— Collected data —
--
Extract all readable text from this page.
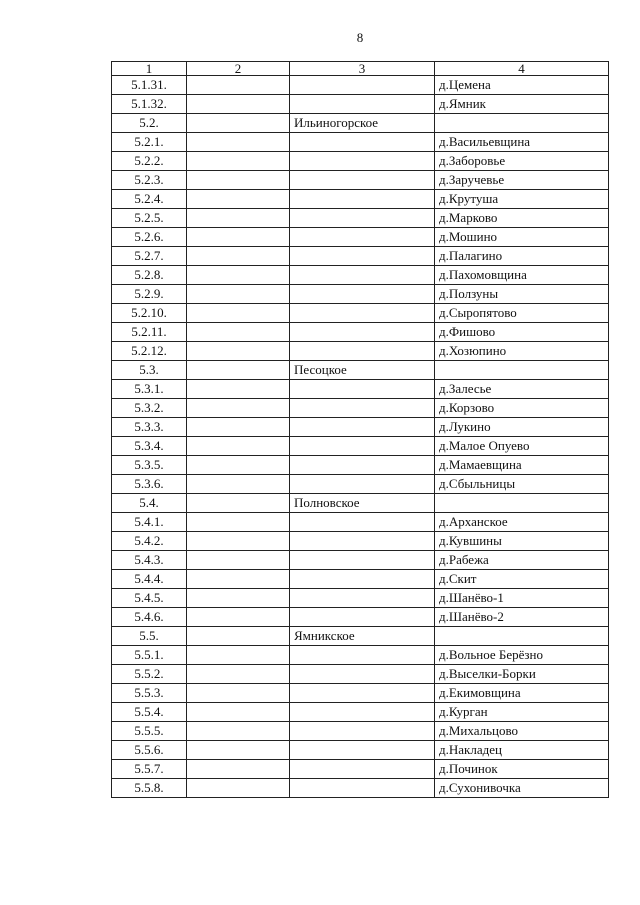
8
1	2	3	4
5.1.31.			д.Цемена
5.1.32.			д.Ямник
5.2.		Ильиногорское	
5.2.1.			д.Васильевщина
5.2.2.			д.Заборовье
5.2.3.			д.Заручевье
5.2.4.			д.Крутуша
5.2.5.			д.Марково
5.2.6.			д.Мошино
5.2.7.			д.Палагино
5.2.8.			д.Пахомовщина
5.2.9.			д.Ползуны
5.2.10.			д.Сыропятово
5.2.11.			д.Фишово
5.2.12.			д.Хозюпино
5.3.		Песоцкое	
5.3.1.			д.Залесье
5.3.2.			д.Корзово
5.3.3.			д.Лукино
5.3.4.			д.Малое Опуево
5.3.5.			д.Мамаевщина
5.3.6.			д.Сбыльницы
5.4.		Полновское	
5.4.1.			д.Арханское
5.4.2.			д.Кувшины
5.4.3.			д.Рабежа
5.4.4.			д.Скит
5.4.5.			д.Шанёво-1
5.4.6.			д.Шанёво-2
5.5.		Ямникское	
5.5.1.			д.Вольное Берёзно
5.5.2.			д.Выселки-Борки
5.5.3.			д.Екимовщина
5.5.4.			д.Курган
5.5.5.			д.Михальцово
5.5.6.			д.Накладец
5.5.7.			д.Починок
5.5.8.			д.Сухонивочка
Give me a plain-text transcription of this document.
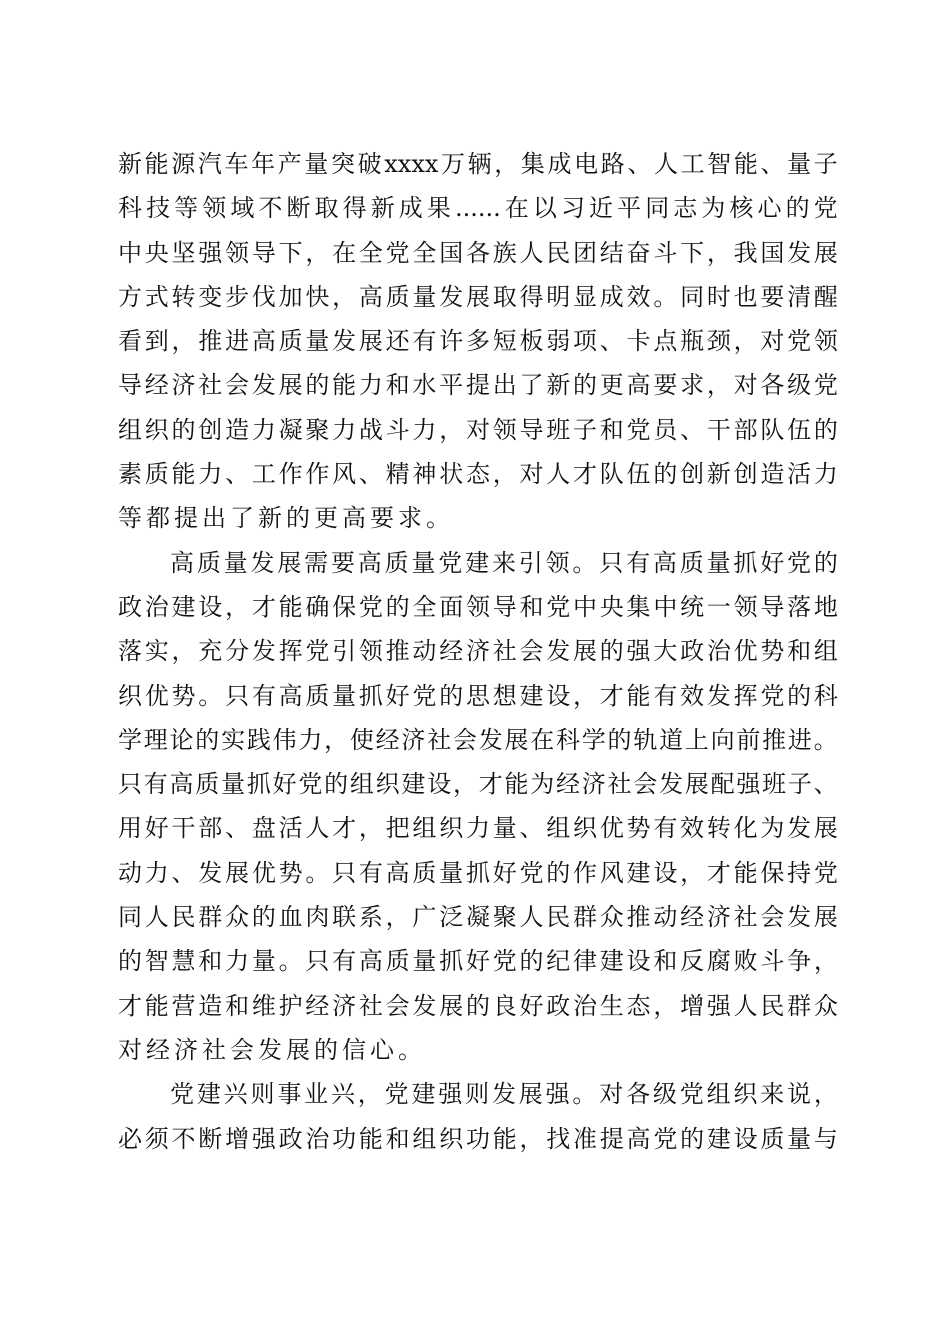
新 能 源 汽 车 年 产 量 突 破 xxxx 万 辆 ， 集 成 电 路 、 人 工 智 能 、 量 子
科 技 等 领 域 不 断 取 得 新 成 果 ...... 在 以 习 近 平 同 志 为 核 心 的 党
中 央 坚 强 领 导 下 ， 在 全 党 全 国 各 族 人 民 团 结 奋 斗 下 ， 我 国 发 展
方 式 转 变 步 伐 加 快 ， 高 质 量 发 展 取 得 明 显 成 效 。 同 时 也 要 清 醒
看 到 ， 推 进 高 质 量 发 展 还 有 许 多 短 板 弱 项 、 卡 点 瓶 颈 ， 对 党 领
导 经 济 社 会 发 展 的 能 力 和 水 平 提 出 了 新 的 更 高 要 求 ， 对 各 级 党
组 织 的 创 造 力 凝 聚 力 战 斗 力 ， 对 领 导 班 子 和 党 员 、 干 部 队 伍 的
素 质 能 力 、 工 作 作 风 、 精 神 状 态 ， 对 人 才 队 伍 的 创 新 创 造 活 力
等都提出了新的更高要求。
高 质 量 发 展 需 要 高 质 量 党 建 来 引 领 。 只 有 高 质 量 抓 好 党 的
政 治 建 设 ， 才 能 确 保 党 的 全 面 领 导 和 党 中 央 集 中 统 一 领 导 落 地
落 实 ， 充 分 发 挥 党 引 领 推 动 经 济 社 会 发 展 的 强 大 政 治 优 势 和 组
织 优 势 。 只 有 高 质 量 抓 好 党 的 思 想 建 设 ， 才 能 有 效 发 挥 党 的 科
学 理 论 的 实 践 伟 力 ， 使 经 济 社 会 发 展 在 科 学 的 轨 道 上 向 前 推 进 。
只 有 高 质 量 抓 好 党 的 组 织 建 设 ， 才 能 为 经 济 社 会 发 展 配 强 班 子 、
用 好 干 部 、 盘 活 人 才 ， 把 组 织 力 量 、 组 织 优 势 有 效 转 化 为 发 展
动 力 、 发 展 优 势 。 只 有 高 质 量 抓 好 党 的 作 风 建 设 ， 才 能 保 持 党
同 人 民 群 众 的 血 肉 联 系 ， 广 泛 凝 聚 人 民 群 众 推 动 经 济 社 会 发 展
的 智 慧 和 力 量 。 只 有 高 质 量 抓 好 党 的 纪 律 建 设 和 反 腐 败 斗 争 ，
才 能 营 造 和 维 护 经 济 社 会 发 展 的 良 好 政 治 生 态 ， 增 强 人 民 群 众
对经济社会发展的信心。
党 建 兴 则 事 业 兴 ， 党 建 强 则 发 展 强 。 对 各 级 党 组 织 来 说 ，
必 须 不 断 增 强 政 治 功 能 和 组 织 功 能 ， 找 准 提 高 党 的 建 设 质 量 与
--
— Work required —
Omit every picture, then reproduce the rest of the listing exactly.

— The solution —
Extract all readable text from this page.
8
1	2	3	4
5.1.31.			д.Цемена
5.1.32.			д.Ямник
5.2.		Ильиногорское	
5.2.1.			д.Васильевщина
5.2.2.			д.Заборовье
5.2.3.			д.Заручевье
5.2.4.			д.Крутуша
5.2.5.			д.Марково
5.2.6.			д.Мошино
5.2.7.			д.Палагино
5.2.8.			д.Пахомовщина
5.2.9.			д.Ползуны
5.2.10.			д.Сыропятово
5.2.11.			д.Фишово
5.2.12.			д.Хозюпино
5.3.		Песоцкое	
5.3.1.			д.Залесье
5.3.2.			д.Корзово
5.3.3.			д.Лукино
5.3.4.			д.Малое Опуево
5.3.5.			д.Мамаевщина
5.3.6.			д.Сбыльницы
5.4.		Полновское	
5.4.1.			д.Арханское
5.4.2.			д.Кувшины
5.4.3.			д.Рабежа
5.4.4.			д.Скит
5.4.5.			д.Шанёво-1
5.4.6.			д.Шанёво-2
5.5.		Ямникское	
5.5.1.			д.Вольное Берёзно
5.5.2.			д.Выселки-Борки
5.5.3.			д.Екимовщина
5.5.4.			д.Курган
5.5.5.			д.Михальцово
5.5.6.			д.Накладец
5.5.7.			д.Починок
5.5.8.			д.Сухонивочка
Give me a plain-text transcription of this document.
新 能 源 汽 车 年 产 量 突 破 xxxx 万 辆 ， 集 成 电 路 、 人 工 智 能 、 量 子
科 技 等 领 域 不 断 取 得 新 成 果 ...... 在 以 习 近 平 同 志 为 核 心 的 党
中 央 坚 强 领 导 下 ， 在 全 党 全 国 各 族 人 民 团 结 奋 斗 下 ， 我 国 发 展
方 式 转 变 步 伐 加 快 ， 高 质 量 发 展 取 得 明 显 成 效 。 同 时 也 要 清 醒
看 到 ， 推 进 高 质 量 发 展 还 有 许 多 短 板 弱 项 、 卡 点 瓶 颈 ， 对 党 领
导 经 济 社 会 发 展 的 能 力 和 水 平 提 出 了 新 的 更 高 要 求 ， 对 各 级 党
组 织 的 创 造 力 凝 聚 力 战 斗 力 ， 对 领 导 班 子 和 党 员 、 干 部 队 伍 的
素 质 能 力 、 工 作 作 风 、 精 神 状 态 ， 对 人 才 队 伍 的 创 新 创 造 活 力
等都提出了新的更高要求。
高 质 量 发 展 需 要 高 质 量 党 建 来 引 领 。 只 有 高 质 量 抓 好 党 的
政 治 建 设 ， 才 能 确 保 党 的 全 面 领 导 和 党 中 央 集 中 统 一 领 导 落 地
落 实 ， 充 分 发 挥 党 引 领 推 动 经 济 社 会 发 展 的 强 大 政 治 优 势 和 组
织 优 势 。 只 有 高 质 量 抓 好 党 的 思 想 建 设 ， 才 能 有 效 发 挥 党 的 科
学 理 论 的 实 践 伟 力 ， 使 经 济 社 会 发 展 在 科 学 的 轨 道 上 向 前 推 进 。
只 有 高 质 量 抓 好 党 的 组 织 建 设 ， 才 能 为 经 济 社 会 发 展 配 强 班 子 、
用 好 干 部 、 盘 活 人 才 ， 把 组 织 力 量 、 组 织 优 势 有 效 转 化 为 发 展
动 力 、 发 展 优 势 。 只 有 高 质 量 抓 好 党 的 作 风 建 设 ， 才 能 保 持 党
同 人 民 群 众 的 血 肉 联 系 ， 广 泛 凝 聚 人 民 群 众 推 动 经 济 社 会 发 展
的 智 慧 和 力 量 。 只 有 高 质 量 抓 好 党 的 纪 律 建 设 和 反 腐 败 斗 争 ，
才 能 营 造 和 维 护 经 济 社 会 发 展 的 良 好 政 治 生 态 ， 增 强 人 民 群 众
对经济社会发展的信心。
党 建 兴 则 事 业 兴 ， 党 建 强 则 发 展 强 。 对 各 级 党 组 织 来 说 ，
必 须 不 断 增 强 政 治 功 能 和 组 织 功 能 ， 找 准 提 高 党 的 建 设 质 量 与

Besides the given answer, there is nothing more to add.